(Collected data)
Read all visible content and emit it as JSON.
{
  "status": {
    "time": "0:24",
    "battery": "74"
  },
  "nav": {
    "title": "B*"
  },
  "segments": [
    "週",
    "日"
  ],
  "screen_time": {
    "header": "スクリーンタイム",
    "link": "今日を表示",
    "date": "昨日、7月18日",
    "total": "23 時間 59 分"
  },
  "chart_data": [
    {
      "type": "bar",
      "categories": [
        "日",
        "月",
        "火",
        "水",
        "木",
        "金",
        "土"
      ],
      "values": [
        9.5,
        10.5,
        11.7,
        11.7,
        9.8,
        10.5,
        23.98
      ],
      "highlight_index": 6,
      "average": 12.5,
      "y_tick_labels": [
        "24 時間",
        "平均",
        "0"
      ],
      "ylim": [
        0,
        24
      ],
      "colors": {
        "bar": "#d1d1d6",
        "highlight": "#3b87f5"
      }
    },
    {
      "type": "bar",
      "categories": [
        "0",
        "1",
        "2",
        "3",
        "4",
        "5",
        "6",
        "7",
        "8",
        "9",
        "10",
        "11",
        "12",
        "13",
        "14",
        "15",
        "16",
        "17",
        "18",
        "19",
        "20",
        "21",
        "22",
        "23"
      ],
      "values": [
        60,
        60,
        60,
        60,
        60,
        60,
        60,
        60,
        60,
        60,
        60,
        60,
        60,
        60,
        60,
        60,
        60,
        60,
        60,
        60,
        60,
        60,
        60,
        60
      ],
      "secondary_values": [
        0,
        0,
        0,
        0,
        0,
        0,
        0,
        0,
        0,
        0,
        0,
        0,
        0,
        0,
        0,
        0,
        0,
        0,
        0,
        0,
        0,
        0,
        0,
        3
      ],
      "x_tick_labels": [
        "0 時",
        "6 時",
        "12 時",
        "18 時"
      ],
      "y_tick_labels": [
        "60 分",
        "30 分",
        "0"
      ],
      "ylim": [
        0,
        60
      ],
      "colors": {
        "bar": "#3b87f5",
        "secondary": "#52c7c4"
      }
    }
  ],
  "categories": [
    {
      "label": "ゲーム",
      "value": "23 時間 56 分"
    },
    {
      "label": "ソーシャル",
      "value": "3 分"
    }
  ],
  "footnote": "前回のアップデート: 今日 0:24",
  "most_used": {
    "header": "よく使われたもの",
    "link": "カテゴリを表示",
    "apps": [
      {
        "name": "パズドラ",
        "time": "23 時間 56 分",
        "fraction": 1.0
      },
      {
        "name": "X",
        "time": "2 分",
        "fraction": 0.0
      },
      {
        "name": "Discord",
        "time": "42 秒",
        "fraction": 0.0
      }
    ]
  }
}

[Set exercise]: Write out the whole listing again. Match it word for word.

[Solved exercise]:
Read all visible content and emit it as JSON.
{
  "status": {
    "time": "0:24",
    "battery": "74"
  },
  "nav": {
    "title": "B*"
  },
  "segments": [
    "週",
    "日"
  ],
  "screen_time": {
    "header": "スクリーンタイム",
    "link": "今日を表示",
    "date": "昨日、7月18日",
    "total": "23 時間 59 分"
  },
  "chart_data": [
    {
      "type": "bar",
      "categories": [
        "日",
        "月",
        "火",
        "水",
        "木",
        "金",
        "土"
      ],
      "values": [
        9.5,
        10.5,
        11.7,
        11.7,
        9.8,
        10.5,
        23.98
      ],
      "highlight_index": 6,
      "average": 12.5,
      "y_tick_labels": [
        "24 時間",
        "平均",
        "0"
      ],
      "ylim": [
        0,
        24
      ],
      "colors": {
        "bar": "#d1d1d6",
        "highlight": "#3b87f5"
      }
    },
    {
      "type": "bar",
      "categories": [
        "0",
        "1",
        "2",
        "3",
        "4",
        "5",
        "6",
        "7",
        "8",
        "9",
        "10",
        "11",
        "12",
        "13",
        "14",
        "15",
        "16",
        "17",
        "18",
        "19",
        "20",
        "21",
        "22",
        "23"
      ],
      "values": [
        60,
        60,
        60,
        60,
        60,
        60,
        60,
        60,
        60,
        60,
        60,
        60,
        60,
        60,
        60,
        60,
        60,
        60,
        60,
        60,
        60,
        60,
        60,
        60
      ],
      "secondary_values": [
        0,
        0,
        0,
        0,
        0,
        0,
        0,
        0,
        0,
        0,
        0,
        0,
        0,
        0,
        0,
        0,
        0,
        0,
        0,
        0,
        0,
        0,
        0,
        3
      ],
      "x_tick_labels": [
        "0 時",
        "6 時",
        "12 時",
        "18 時"
      ],
      "y_tick_labels": [
        "60 分",
        "30 分",
        "0"
      ],
      "ylim": [
        0,
        60
      ],
      "colors": {
        "bar": "#3b87f5",
        "secondary": "#52c7c4"
      }
    }
  ],
  "categories": [
    {
      "label": "ゲーム",
      "value": "23 時間 56 分"
    },
    {
      "label": "ソーシャル",
      "value": "3 分"
    }
  ],
  "footnote": "前回のアップデート: 今日 0:24",
  "most_used": {
    "header": "よく使われたもの",
    "link": "カテゴリを表示",
    "apps": [
      {
        "name": "パズドラ",
        "time": "23 時間 56 分",
        "fraction": 1.0
      },
      {
        "name": "X",
        "time": "2 分",
        "fraction": 0.0
      },
      {
        "name": "Discord",
        "time": "42 秒",
        "fraction": 0.0
      }
    ]
  }
}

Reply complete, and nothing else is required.